--- STATED TASK ---
Every record below should be written out exactly; pictures stay out.

--- EXERCISE MATERIAL ---
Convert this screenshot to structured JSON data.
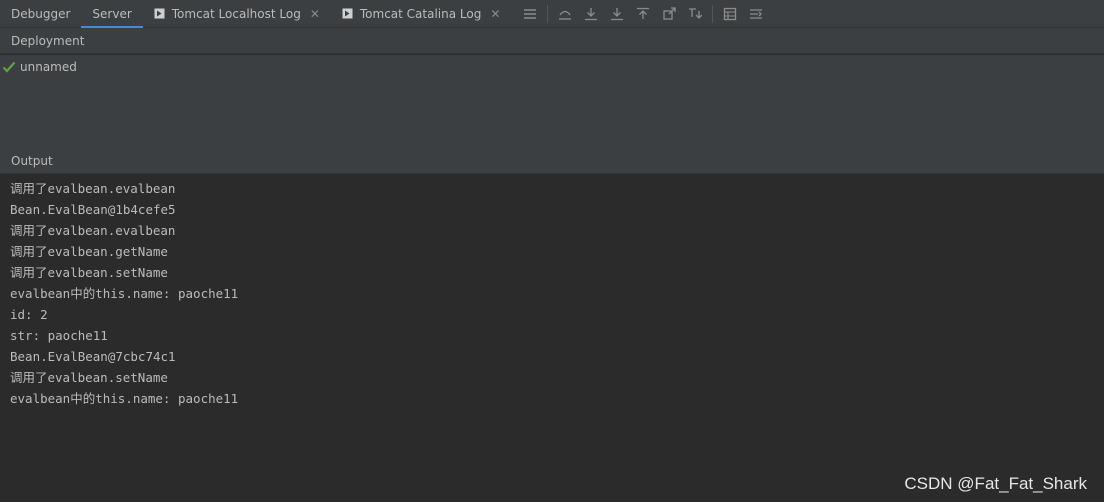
{
  "tabs": [
    {
      "label": "Debugger",
      "active": false,
      "icon": null,
      "closable": false
    },
    {
      "label": "Server",
      "active": true,
      "icon": null,
      "closable": false
    },
    {
      "label": "Tomcat Localhost Log",
      "active": false,
      "icon": "console-play-icon",
      "closable": true
    },
    {
      "label": "Tomcat Catalina Log",
      "active": false,
      "icon": "console-play-icon",
      "closable": true
    }
  ],
  "toolbar_icons": [
    "menu-icon",
    "scroll-to-end-icon",
    "download-icon",
    "download-alt-icon",
    "upload-icon",
    "export-icon",
    "filter-down-icon",
    "layout-grid-icon",
    "settings-list-icon"
  ],
  "deployment": {
    "header": "Deployment",
    "items": [
      {
        "label": "unnamed",
        "status": "ok"
      }
    ]
  },
  "output": {
    "header": "Output",
    "lines": [
      "调用了evalbean.evalbean",
      "Bean.EvalBean@1b4cefe5",
      "调用了evalbean.evalbean",
      "调用了evalbean.getName",
      "调用了evalbean.setName",
      "evalbean中的this.name: paoche11",
      "id: 2",
      "str: paoche11",
      "Bean.EvalBean@7cbc74c1",
      "调用了evalbean.setName",
      "evalbean中的this.name: paoche11"
    ]
  },
  "watermark": "CSDN @Fat_Fat_Shark",
  "colors": {
    "panel": "#3c3f41",
    "console": "#2b2b2b",
    "accent": "#4a88c7",
    "ok": "#5fa04e",
    "text": "#bbbbbb"
  }
}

--- OUTPUT BELOW ---
Convert this screenshot to structured JSON data.
{
  "tabs": [
    {
      "label": "Debugger",
      "active": false,
      "icon": null,
      "closable": false
    },
    {
      "label": "Server",
      "active": true,
      "icon": null,
      "closable": false
    },
    {
      "label": "Tomcat Localhost Log",
      "active": false,
      "icon": "console-play-icon",
      "closable": true
    },
    {
      "label": "Tomcat Catalina Log",
      "active": false,
      "icon": "console-play-icon",
      "closable": true
    }
  ],
  "toolbar_icons": [
    "menu-icon",
    "scroll-to-end-icon",
    "download-icon",
    "download-alt-icon",
    "upload-icon",
    "export-icon",
    "filter-down-icon",
    "layout-grid-icon",
    "settings-list-icon"
  ],
  "deployment": {
    "header": "Deployment",
    "items": [
      {
        "label": "unnamed",
        "status": "ok"
      }
    ]
  },
  "output": {
    "header": "Output",
    "lines": [
      "调用了evalbean.evalbean",
      "Bean.EvalBean@1b4cefe5",
      "调用了evalbean.evalbean",
      "调用了evalbean.getName",
      "调用了evalbean.setName",
      "evalbean中的this.name: paoche11",
      "id: 2",
      "str: paoche11",
      "Bean.EvalBean@7cbc74c1",
      "调用了evalbean.setName",
      "evalbean中的this.name: paoche11"
    ]
  },
  "watermark": "CSDN @Fat_Fat_Shark",
  "colors": {
    "panel": "#3c3f41",
    "console": "#2b2b2b",
    "accent": "#4a88c7",
    "ok": "#5fa04e",
    "text": "#bbbbbb"
  }
}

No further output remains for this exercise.